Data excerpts

________________________________________

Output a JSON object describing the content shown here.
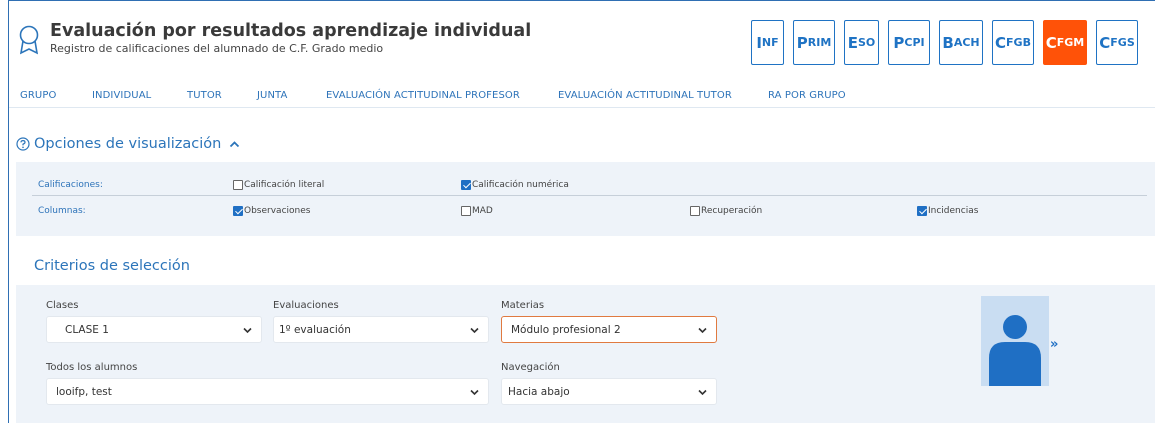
{
  "header": {
    "title": "Evaluación por resultados aprendizaje individual",
    "subtitle": "Registro de calificaciones del alumnado de C.F. Grado medio",
    "levels": [
      {
        "cap": "I",
        "rest": "nf",
        "active": false,
        "width": 33
      },
      {
        "cap": "P",
        "rest": "rim",
        "active": false,
        "width": 42
      },
      {
        "cap": "E",
        "rest": "so",
        "active": false,
        "width": 35
      },
      {
        "cap": "P",
        "rest": "cpi",
        "active": false,
        "width": 42
      },
      {
        "cap": "B",
        "rest": "ach",
        "active": false,
        "width": 44
      },
      {
        "cap": "C",
        "rest": "fgb",
        "active": false,
        "width": 42
      },
      {
        "cap": "C",
        "rest": "fgm",
        "active": true,
        "width": 44
      },
      {
        "cap": "C",
        "rest": "fgs",
        "active": false,
        "width": 42
      }
    ],
    "accent_color": "#1f73c4",
    "active_color": "#ff5208"
  },
  "nav": {
    "items": [
      "GRUPO",
      "INDIVIDUAL",
      "TUTOR",
      "JUNTA",
      "EVALUACIÓN ACTITUDINAL PROFESOR",
      "EVALUACIÓN ACTITUDINAL TUTOR",
      "RA POR GRUPO"
    ]
  },
  "opciones": {
    "title": "Opciones de visualización",
    "row1": {
      "label": "Calificaciones:",
      "options": [
        {
          "label": "Calificación literal",
          "checked": false
        },
        {
          "label": "Calificación numérica",
          "checked": true
        }
      ]
    },
    "row2": {
      "label": "Columnas:",
      "options": [
        {
          "label": "Observaciones",
          "checked": true
        },
        {
          "label": "MAD",
          "checked": false
        },
        {
          "label": "Recuperación",
          "checked": false
        },
        {
          "label": "Incidencias",
          "checked": true
        }
      ]
    }
  },
  "criterios": {
    "title": "Criterios de selección",
    "clases": {
      "label": "Clases",
      "value": "CLASE 1"
    },
    "evaluaciones": {
      "label": "Evaluaciones",
      "value": "1º evaluación"
    },
    "materias": {
      "label": "Materias",
      "value": "Módulo profesional 2"
    },
    "alumnos": {
      "label": "Todos los alumnos",
      "value": "looifp, test"
    },
    "navegacion": {
      "label": "Navegación",
      "value": "Hacia abajo"
    },
    "expand_label": "»"
  }
}
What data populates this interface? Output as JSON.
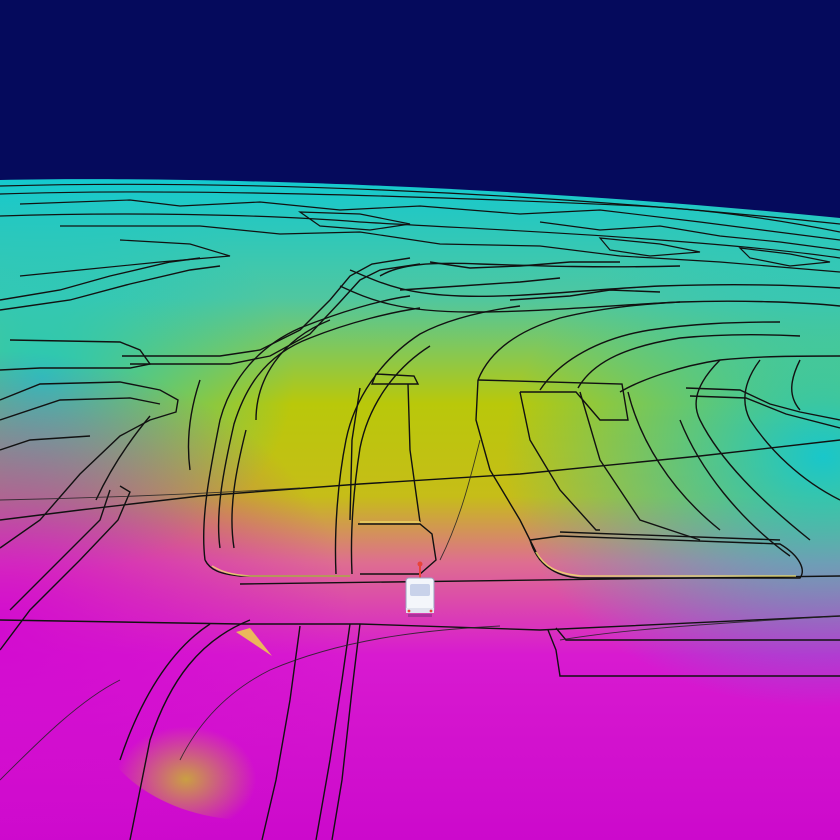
{
  "scene": {
    "description_view": "3d-terrain",
    "colors": {
      "sky": "#050a5c",
      "far_terrain": "#12c4cc",
      "mid_terrain": "#b9c80a",
      "near_terrain": "#d10fd0",
      "transition": "#de6e90",
      "curb_line": "#111111",
      "vehicle_body": "#f4f6fb",
      "vehicle_marker": "#e8443a"
    },
    "elements": {
      "sky": "sky-region",
      "terrain": "terrain-surface",
      "roads": "road-network",
      "vehicle": "ego-vehicle"
    }
  }
}
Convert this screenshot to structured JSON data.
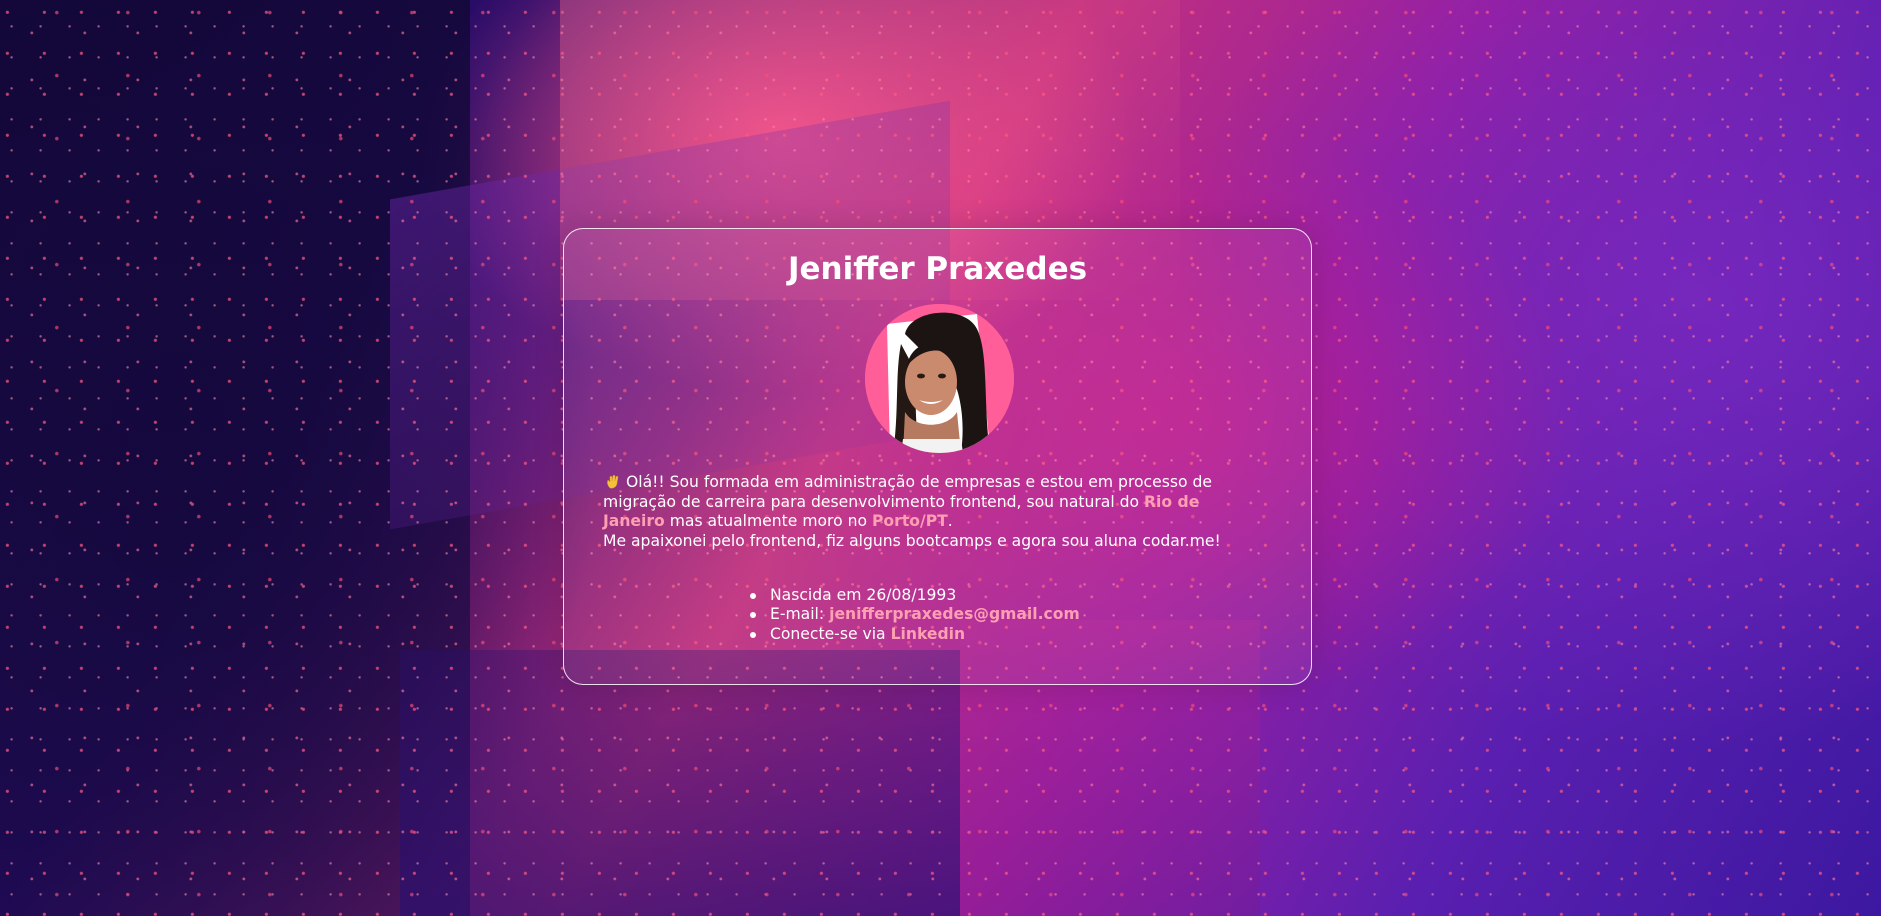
{
  "colors": {
    "accent_link": "#ff9fb3",
    "text": "#ffffff",
    "avatar_bg": "#ff5e98",
    "card_border": "#ffffff"
  },
  "card": {
    "title": "Jeniffer Praxedes",
    "avatar_alt": "foto de perfil",
    "bio": {
      "wave_icon": "waving-hand-icon",
      "part1": "Olá!! Sou formada em administração de empresas e estou em processo de migração de carreira para desenvolvimento frontend, sou natural do ",
      "place1": "Rio de Janeiro",
      "part2": " mas atualmente moro no ",
      "place2": "Porto/PT",
      "part3": ".",
      "line2": " Me apaixonei pelo frontend, fiz alguns bootcamps e agora sou aluna codar.me!"
    },
    "info": {
      "birth": "Nascida em 26/08/1993",
      "email_label": "E-mail: ",
      "email_link": "jenifferpraxedes@gmail.com",
      "linkedin_label": "Conecte-se via ",
      "linkedin_link": "Linkedin"
    }
  }
}
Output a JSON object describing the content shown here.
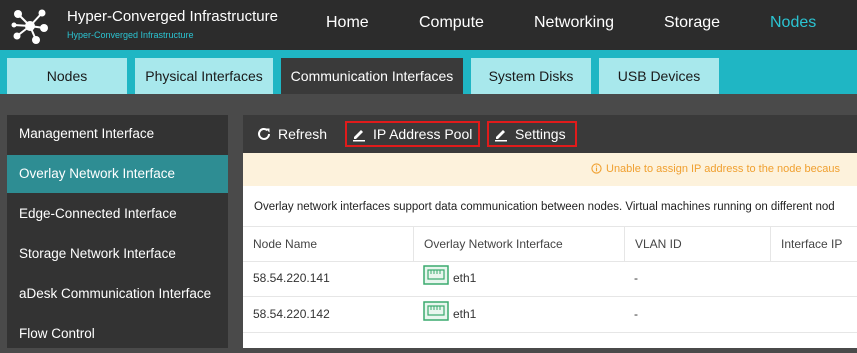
{
  "header": {
    "title": "Hyper-Converged Infrastructure",
    "subtitle": "Hyper-Converged Infrastructure",
    "nav": [
      {
        "label": "Home",
        "active": false
      },
      {
        "label": "Compute",
        "active": false
      },
      {
        "label": "Networking",
        "active": false
      },
      {
        "label": "Storage",
        "active": false
      },
      {
        "label": "Nodes",
        "active": true
      }
    ]
  },
  "tabs": [
    {
      "label": "Nodes",
      "active": false
    },
    {
      "label": "Physical Interfaces",
      "active": false
    },
    {
      "label": "Communication Interfaces",
      "active": true
    },
    {
      "label": "System Disks",
      "active": false
    },
    {
      "label": "USB Devices",
      "active": false
    }
  ],
  "sidebar": {
    "items": [
      {
        "label": "Management Interface",
        "active": false
      },
      {
        "label": "Overlay Network Interface",
        "active": true
      },
      {
        "label": "Edge-Connected Interface",
        "active": false
      },
      {
        "label": "Storage Network Interface",
        "active": false
      },
      {
        "label": "aDesk Communication Interface",
        "active": false
      },
      {
        "label": "Flow Control",
        "active": false
      }
    ]
  },
  "toolbar": {
    "refresh_label": "Refresh",
    "ip_pool_label": "IP Address Pool",
    "settings_label": "Settings"
  },
  "warning": {
    "icon": "info-circle-icon",
    "text": "Unable to assign IP address to the node becaus"
  },
  "description": "Overlay network interfaces support data communication between nodes. Virtual machines running on different nod",
  "table": {
    "columns": [
      "Node Name",
      "Overlay Network Interface",
      "VLAN ID",
      "Interface IP"
    ],
    "rows": [
      {
        "node": "58.54.220.141",
        "iface": "eth1",
        "vlan": "-",
        "ip": ""
      },
      {
        "node": "58.54.220.142",
        "iface": "eth1",
        "vlan": "-",
        "ip": ""
      }
    ]
  },
  "colors": {
    "accent": "#1fb6c4",
    "active_nav": "#2bc4d2",
    "highlight_box": "#e01b1b",
    "warning_text": "#f0a030",
    "warning_bg": "#fdf2dc",
    "nic_icon": "#3aaa6e"
  }
}
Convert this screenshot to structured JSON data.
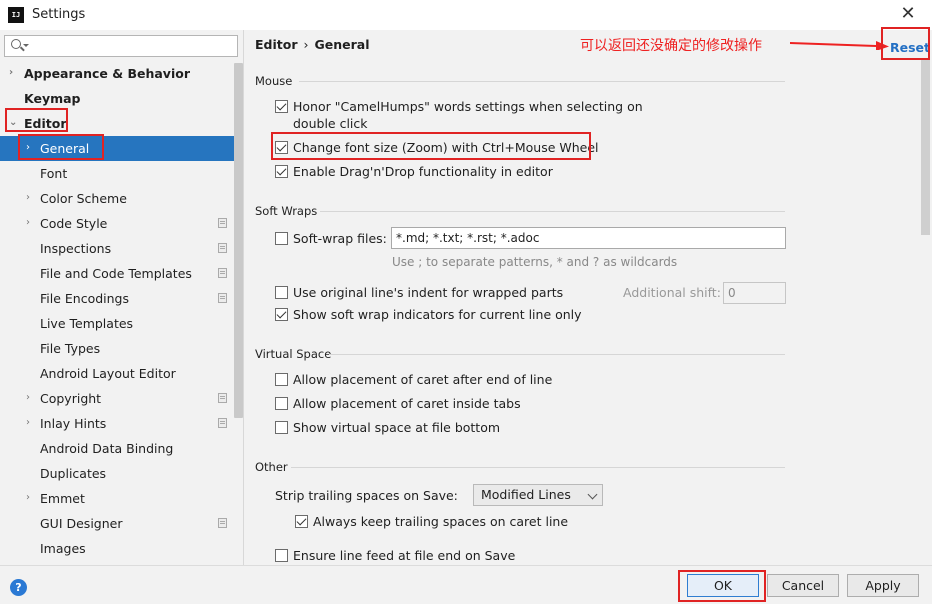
{
  "window": {
    "title": "Settings",
    "app_icon_text": "IJ"
  },
  "search": {
    "placeholder": ""
  },
  "sidebar": {
    "items": [
      {
        "label": "Appearance & Behavior"
      },
      {
        "label": "Keymap"
      },
      {
        "label": "Editor"
      },
      {
        "label": "General"
      },
      {
        "label": "Font"
      },
      {
        "label": "Color Scheme"
      },
      {
        "label": "Code Style"
      },
      {
        "label": "Inspections"
      },
      {
        "label": "File and Code Templates"
      },
      {
        "label": "File Encodings"
      },
      {
        "label": "Live Templates"
      },
      {
        "label": "File Types"
      },
      {
        "label": "Android Layout Editor"
      },
      {
        "label": "Copyright"
      },
      {
        "label": "Inlay Hints"
      },
      {
        "label": "Android Data Binding"
      },
      {
        "label": "Duplicates"
      },
      {
        "label": "Emmet"
      },
      {
        "label": "GUI Designer"
      },
      {
        "label": "Images"
      }
    ]
  },
  "breadcrumb": {
    "parent": "Editor",
    "separator": "›",
    "current": "General"
  },
  "annotation": {
    "text": "可以返回还没确定的修改操作"
  },
  "reset_label": "Reset",
  "mouse": {
    "heading": "Mouse",
    "camelhumps_line1": "Honor \"CamelHumps\" words settings when selecting on",
    "camelhumps_line2": "double click",
    "zoom": "Change font size (Zoom) with Ctrl+Mouse Wheel",
    "dragdrop": "Enable Drag'n'Drop functionality in editor"
  },
  "soft_wraps": {
    "heading": "Soft Wraps",
    "files_label": "Soft-wrap files:",
    "files_value": "*.md; *.txt; *.rst; *.adoc",
    "hint": "Use ; to separate patterns, * and ? as wildcards",
    "original_indent": "Use original line's indent for wrapped parts",
    "additional_shift_label": "Additional shift:",
    "additional_shift_value": "0",
    "show_indicators": "Show soft wrap indicators for current line only"
  },
  "virtual_space": {
    "heading": "Virtual Space",
    "after_end": "Allow placement of caret after end of line",
    "inside_tabs": "Allow placement of caret inside tabs",
    "file_bottom": "Show virtual space at file bottom"
  },
  "other": {
    "heading": "Other",
    "strip_label": "Strip trailing spaces on Save:",
    "strip_value": "Modified Lines",
    "keep_trailing": "Always keep trailing spaces on caret line",
    "line_feed": "Ensure line feed at file end on Save"
  },
  "footer": {
    "help": "?",
    "ok": "OK",
    "cancel": "Cancel",
    "apply": "Apply"
  }
}
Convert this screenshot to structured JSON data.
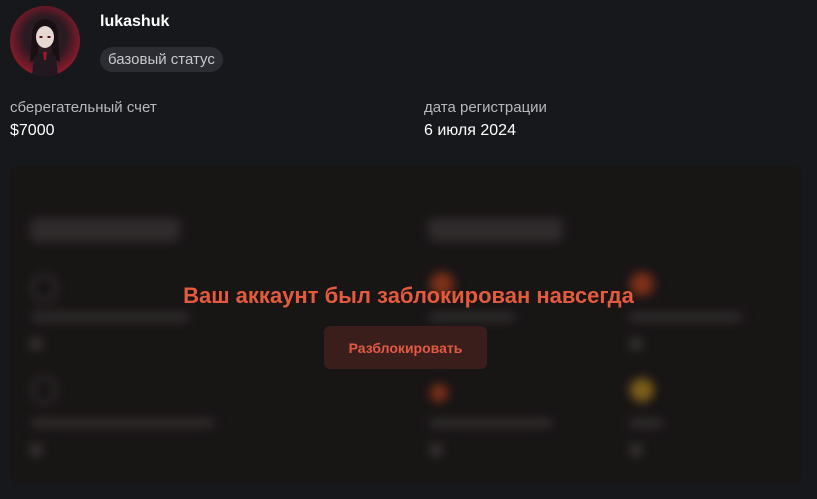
{
  "profile": {
    "username": "lukashuk",
    "status_badge": "базовый статус",
    "avatar_icon": "anime-character-avatar"
  },
  "info": {
    "savings_label": "сберегательный счет",
    "savings_value": "$7000",
    "registration_label": "дата регистрации",
    "registration_value": "6 июля 2024"
  },
  "lock_overlay": {
    "message": "Ваш аккаунт был заблокирован навсегда",
    "unlock_button": "Разблокировать",
    "accent_color": "#e45a3f"
  }
}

________________________________________

**GIVEN INSTRUCTION**: From the entries, report each line that includes the word "Save".

**TASK SOLUTION**:
    "strip_label": "Strip trailing spaces on Save:",
    "line_feed": "Ensure line feed at file end on Save"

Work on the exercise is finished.